- **The task**: Write out each line word for word. Drop pictures.
____
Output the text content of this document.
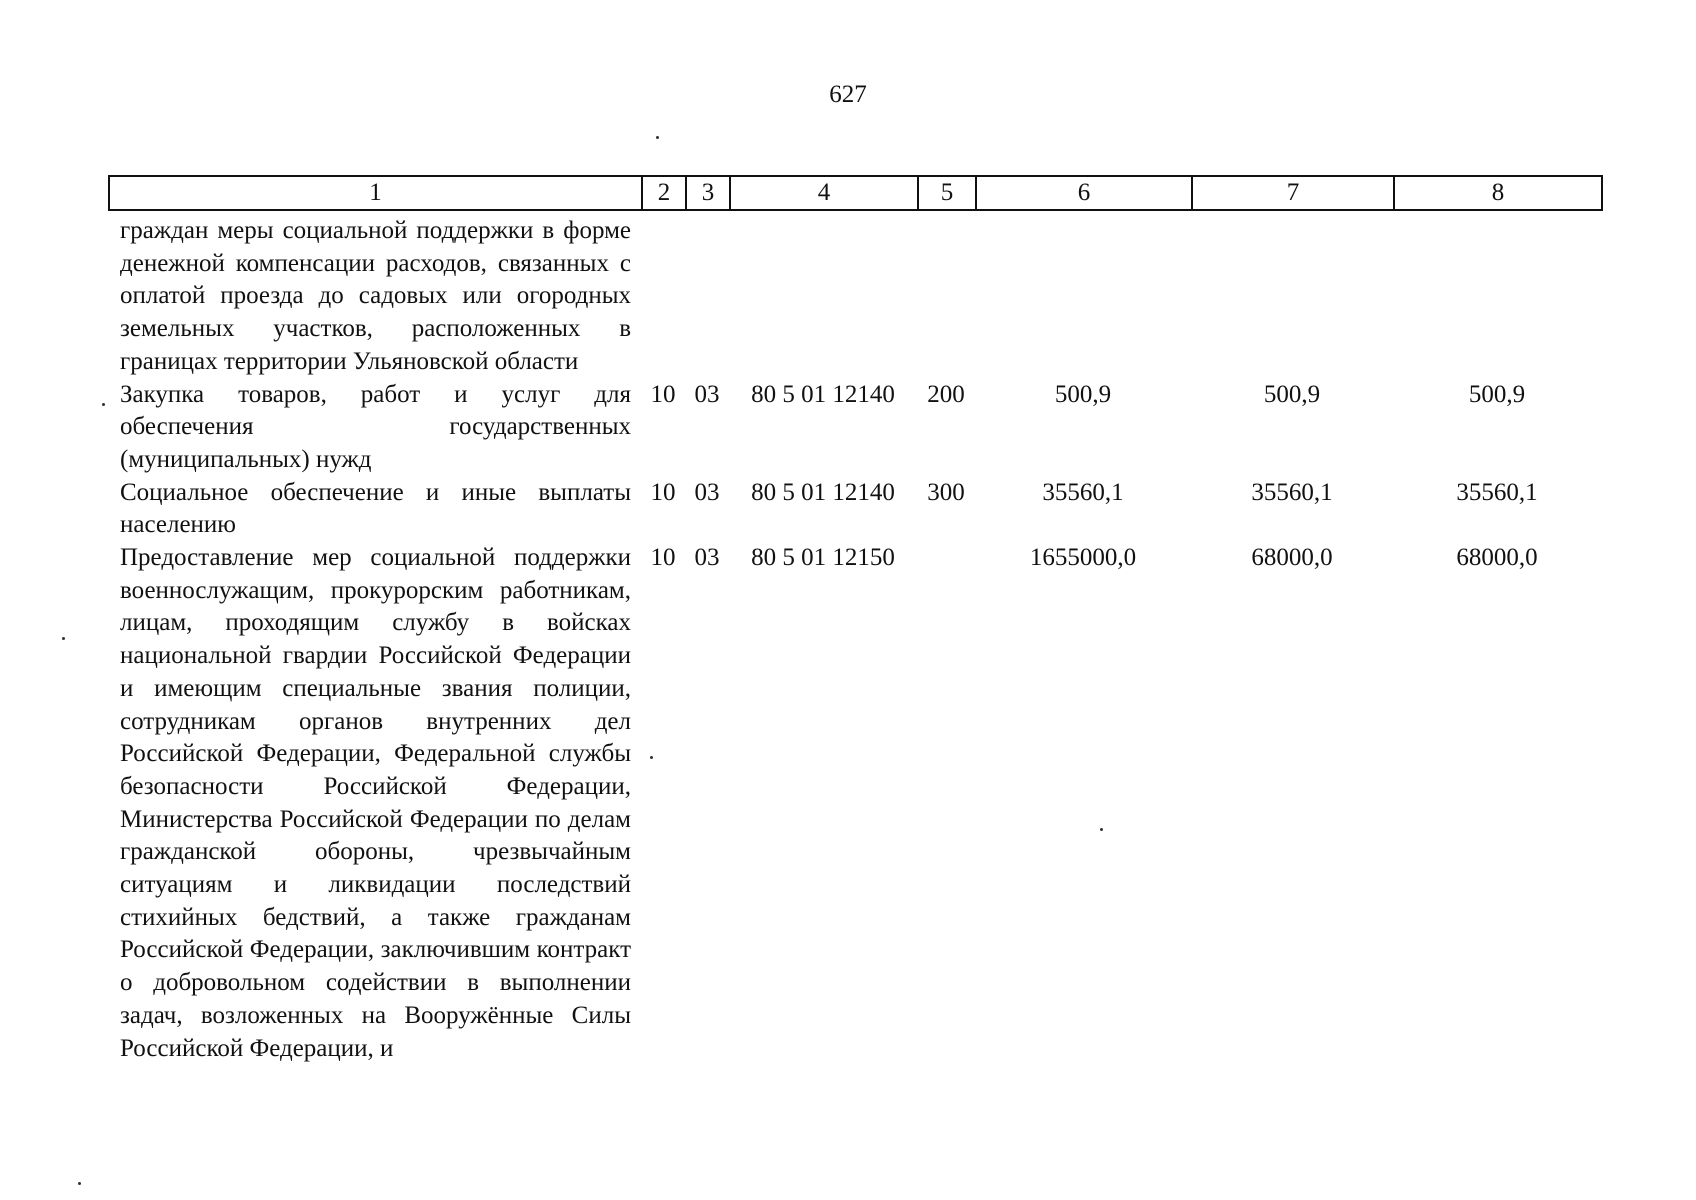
627
1	2	3	4	5	6	7	8
граждан меры социальной поддержки в форме денежной компенсации расходов, связанных с оплатой проезда до садовых или огородных земельных участков, расположенных в границах территории Ульяновской области							
Закупка товаров, работ и услуг для обеспечения государственных (муниципальных) нужд	10	03	80 5 01 12140	200	500,9	500,9	500,9
Социальное обеспечение и иные выплаты населению	10	03	80 5 01 12140	300	35560,1	35560,1	35560,1
Предоставление мер социальной поддержки военнослужащим, прокурорским работникам, лицам, проходящим службу в войсках национальной гвардии Российской Федерации и имеющим специальные звания полиции, сотрудникам органов внутренних дел Российской Федерации, Федеральной службы безопасности Российской Федерации, Министерства Российской Федерации по делам гражданской обороны, чрезвычайным ситуациям и ликвидации последствий стихийных бедствий, а также гражданам Российской Федерации, заключившим контракт о добровольном содействии в выполнении задач, возложенных на Вооружённые Силы Российской Федерации, и	10	03	80 5 01 12150		1655000,0	68000,0	68000,0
____
- **Exercise response**:
Output the text content of this document.
627
1	2	3	4	5	6	7	8
граждан меры социальной поддержки в форме денежной компенсации расходов, связанных с оплатой проезда до садовых или огородных земельных участков, расположенных в границах территории Ульяновской области							
Закупка товаров, работ и услуг для обеспечения государственных (муниципальных) нужд	10	03	80 5 01 12140	200	500,9	500,9	500,9
Социальное обеспечение и иные выплаты населению	10	03	80 5 01 12140	300	35560,1	35560,1	35560,1
Предоставление мер социальной поддержки военнослужащим, прокурорским работникам, лицам, проходящим службу в войсках национальной гвардии Российской Федерации и имеющим специальные звания полиции, сотрудникам органов внутренних дел Российской Федерации, Федеральной службы безопасности Российской Федерации, Министерства Российской Федерации по делам гражданской обороны, чрезвычайным ситуациям и ликвидации последствий стихийных бедствий, а также гражданам Российской Федерации, заключившим контракт о добровольном содействии в выполнении задач, возложенных на Вооружённые Силы Российской Федерации, и	10	03	80 5 01 12150		1655000,0	68000,0	68000,0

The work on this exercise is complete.